● The task
Track down every line below that holds "transactions" and copy it.

● Rows
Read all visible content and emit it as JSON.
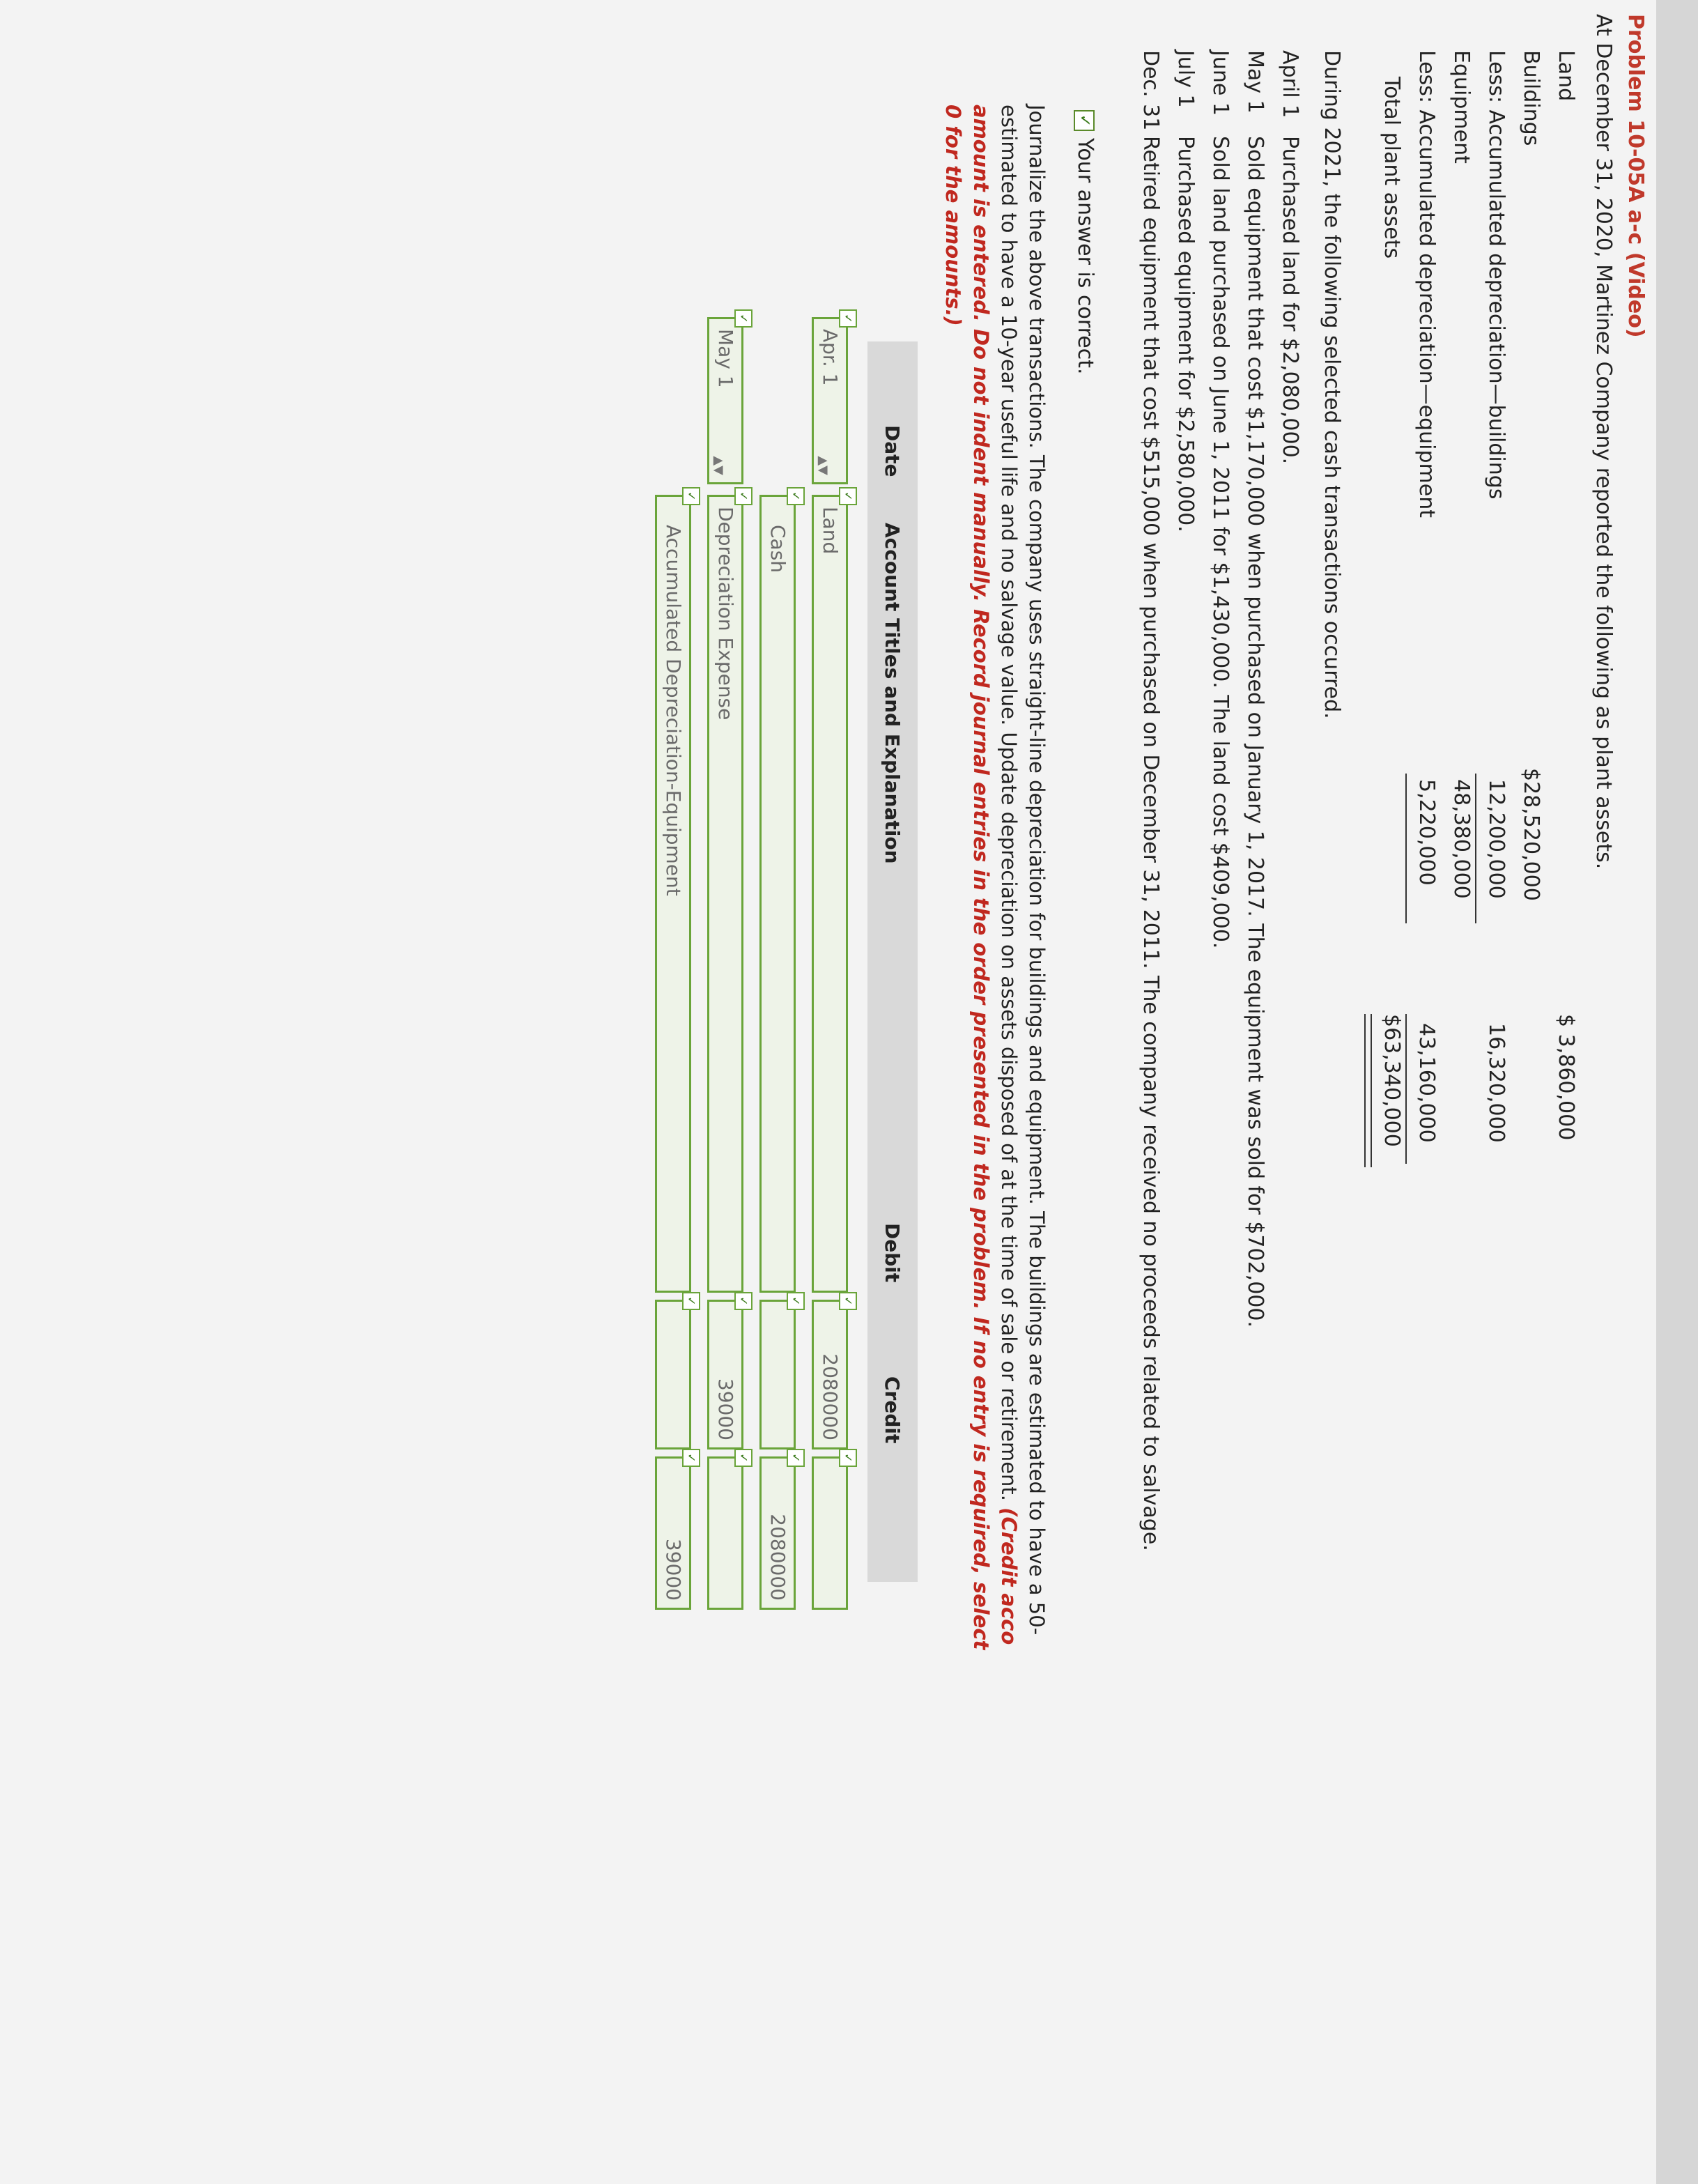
{
  "problem": {
    "title": "Problem 10-05A a-c (Video)",
    "intro": "At December 31, 2020, Martinez Company reported the following as plant assets."
  },
  "plant_assets": {
    "land_label": "Land",
    "land_value": "$ 3,860,000",
    "buildings_label": "Buildings",
    "buildings_value": "$28,520,000",
    "acc_dep_buildings_label": "Less: Accumulated depreciation—buildings",
    "acc_dep_buildings_value": "12,200,000",
    "buildings_net": "16,320,000",
    "equipment_label": "Equipment",
    "equipment_value": "48,380,000",
    "acc_dep_equipment_label": "Less: Accumulated depreciation—equipment",
    "acc_dep_equipment_value": "5,220,000",
    "equipment_net": "43,160,000",
    "total_label": "Total plant assets",
    "total_value": "$63,340,000"
  },
  "transactions_intro": "During 2021, the following selected cash transactions occurred.",
  "transactions": [
    {
      "date": "April 1",
      "text": "Purchased land for $2,080,000."
    },
    {
      "date": "May 1",
      "text": "Sold equipment that cost $1,170,000 when purchased on January 1, 2017. The equipment was sold for $702,000."
    },
    {
      "date": "June 1",
      "text": "Sold land purchased on June 1, 2011 for $1,430,000. The land cost $409,000."
    },
    {
      "date": "July 1",
      "text": "Purchased equipment for $2,580,000."
    },
    {
      "date": "Dec. 31",
      "text": "Retired equipment that cost $515,000 when purchased on December 31, 2011. The company received no proceeds related to salvage."
    }
  ],
  "status": {
    "correct_text": "Your answer is correct."
  },
  "instructions": {
    "line1": "Journalize the above transactions. The company uses straight-line depreciation for buildings and equipment. The buildings are estimated to have a 50-",
    "line2_plain": "estimated to have a 10-year useful life and no salvage value. Update depreciation on assets disposed of at the time of sale or retirement.",
    "line2_red": "(Credit acco",
    "line3": "amount is entered. Do not indent manually. Record journal entries in the order presented in the problem. If no entry is required, select",
    "line4": "0 for the amounts.)"
  },
  "journal": {
    "headers": {
      "date": "Date",
      "account": "Account Titles and Explanation",
      "debit": "Debit",
      "credit": "Credit"
    },
    "rows": [
      {
        "date": "Apr. 1",
        "account": "Land",
        "debit": "2080000",
        "credit": ""
      },
      {
        "date": "",
        "account": "Cash",
        "debit": "",
        "credit": "2080000"
      },
      {
        "date": "May 1",
        "account": "Depreciation Expense",
        "debit": "39000",
        "credit": ""
      },
      {
        "date": "",
        "account": "Accumulated Depreciation-Equipment",
        "debit": "",
        "credit": "39000"
      }
    ]
  }
}
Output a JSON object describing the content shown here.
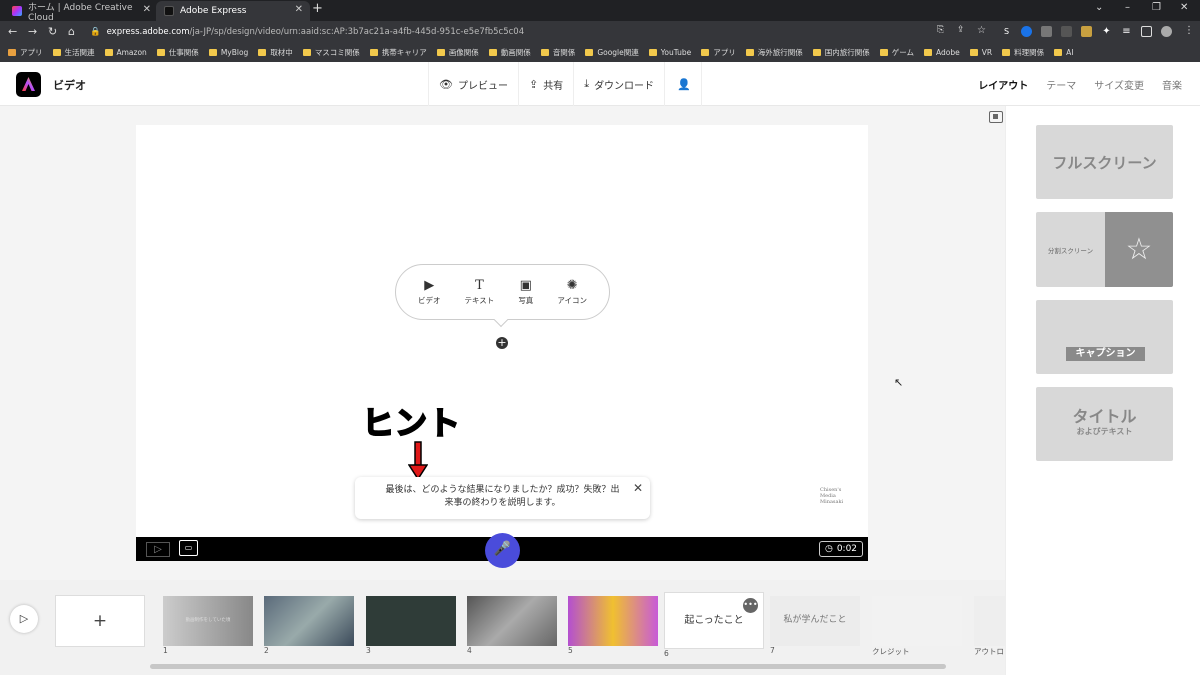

● Final answer
  "transactions_intro": "During 2021, the following selected cash transactions occurred.",
  "transactions": [
    "line1": "Journalize the above transactions. The company uses straight-line depreciation for buildings and equipment. The buildings are estimated to have a 50-",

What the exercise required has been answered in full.